**WHAT YOU SHOULD DO:** Produce a word-for-word copy of the listing below without its pictures.

**WORKING DATA:**
====
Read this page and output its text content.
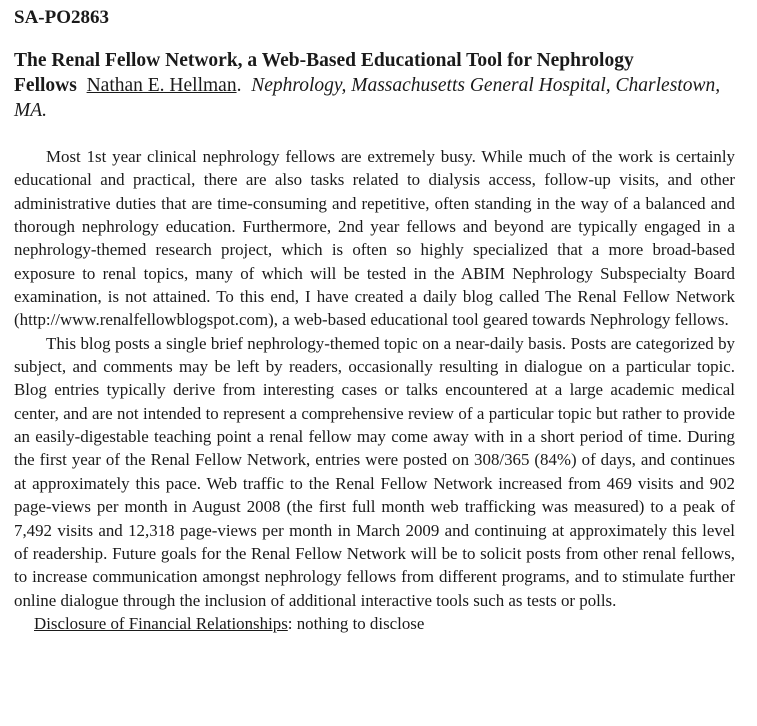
SA-PO2863
The Renal Fellow Network, a Web-Based Educational Tool for Nephrology Fellows Nathan E. Hellman. Nephrology, Massachusetts General Hospital, Charlestown, MA.

Most 1st year clinical nephrology fellows are extremely busy. While much of the work is certainly educational and practical, there are also tasks related to dialysis access, follow-up visits, and other administrative duties that are time-consuming and repetitive, often standing in the way of a balanced and thorough nephrology education. Furthermore, 2nd year fellows and beyond are typically engaged in a nephrology-themed research project, which is often so highly specialized that a more broad-based exposure to renal topics, many of which will be tested in the ABIM Nephrology Subspecialty Board examination, is not attained. To this end, I have created a daily blog called The Renal Fellow Network (http://www.renalfellowblogspot.com), a web-based educational tool geared towards Nephrology fellows.

This blog posts a single brief nephrology-themed topic on a near-daily basis. Posts are categorized by subject, and comments may be left by readers, occasionally resulting in dialogue on a particular topic. Blog entries typically derive from interesting cases or talks encountered at a large academic medical center, and are not intended to represent a comprehensive review of a particular topic but rather to provide an easily-digestable teaching point a renal fellow may come away with in a short period of time. During the first year of the Renal Fellow Network, entries were posted on 308/365 (84%) of days, and continues at approximately this pace. Web traffic to the Renal Fellow Network increased from 469 visits and 902 page-views per month in August 2008 (the first full month web trafficking was measured) to a peak of 7,492 visits and 12,318 page-views per month in March 2009 and continuing at approximately this level of readership. Future goals for the Renal Fellow Network will be to solicit posts from other renal fellows, to increase communication amongst nephrology fellows from different programs, and to stimulate further online dialogue through the inclusion of additional interactive tools such as tests or polls.

Disclosure of Financial Relationships: nothing to disclose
====
**CORRECT OUTPUT:**
Read this page and output its text content.
SA-PO2863
The Renal Fellow Network, a Web-Based Educational Tool for Nephrology Fellows Nathan E. Hellman. Nephrology, Massachusetts General Hospital, Charlestown, MA.

Most 1st year clinical nephrology fellows are extremely busy. While much of the work is certainly educational and practical, there are also tasks related to dialysis access, follow-up visits, and other administrative duties that are time-consuming and repetitive, often standing in the way of a balanced and thorough nephrology education. Furthermore, 2nd year fellows and beyond are typically engaged in a nephrology-themed research project, which is often so highly specialized that a more broad-based exposure to renal topics, many of which will be tested in the ABIM Nephrology Subspecialty Board examination, is not attained. To this end, I have created a daily blog called The Renal Fellow Network (http://www.renalfellowblogspot.com), a web-based educational tool geared towards Nephrology fellows.

This blog posts a single brief nephrology-themed topic on a near-daily basis. Posts are categorized by subject, and comments may be left by readers, occasionally resulting in dialogue on a particular topic. Blog entries typically derive from interesting cases or talks encountered at a large academic medical center, and are not intended to represent a comprehensive review of a particular topic but rather to provide an easily-digestable teaching point a renal fellow may come away with in a short period of time. During the first year of the Renal Fellow Network, entries were posted on 308/365 (84%) of days, and continues at approximately this pace. Web traffic to the Renal Fellow Network increased from 469 visits and 902 page-views per month in August 2008 (the first full month web trafficking was measured) to a peak of 7,492 visits and 12,318 page-views per month in March 2009 and continuing at approximately this level of readership. Future goals for the Renal Fellow Network will be to solicit posts from other renal fellows, to increase communication amongst nephrology fellows from different programs, and to stimulate further online dialogue through the inclusion of additional interactive tools such as tests or polls.

Disclosure of Financial Relationships: nothing to disclose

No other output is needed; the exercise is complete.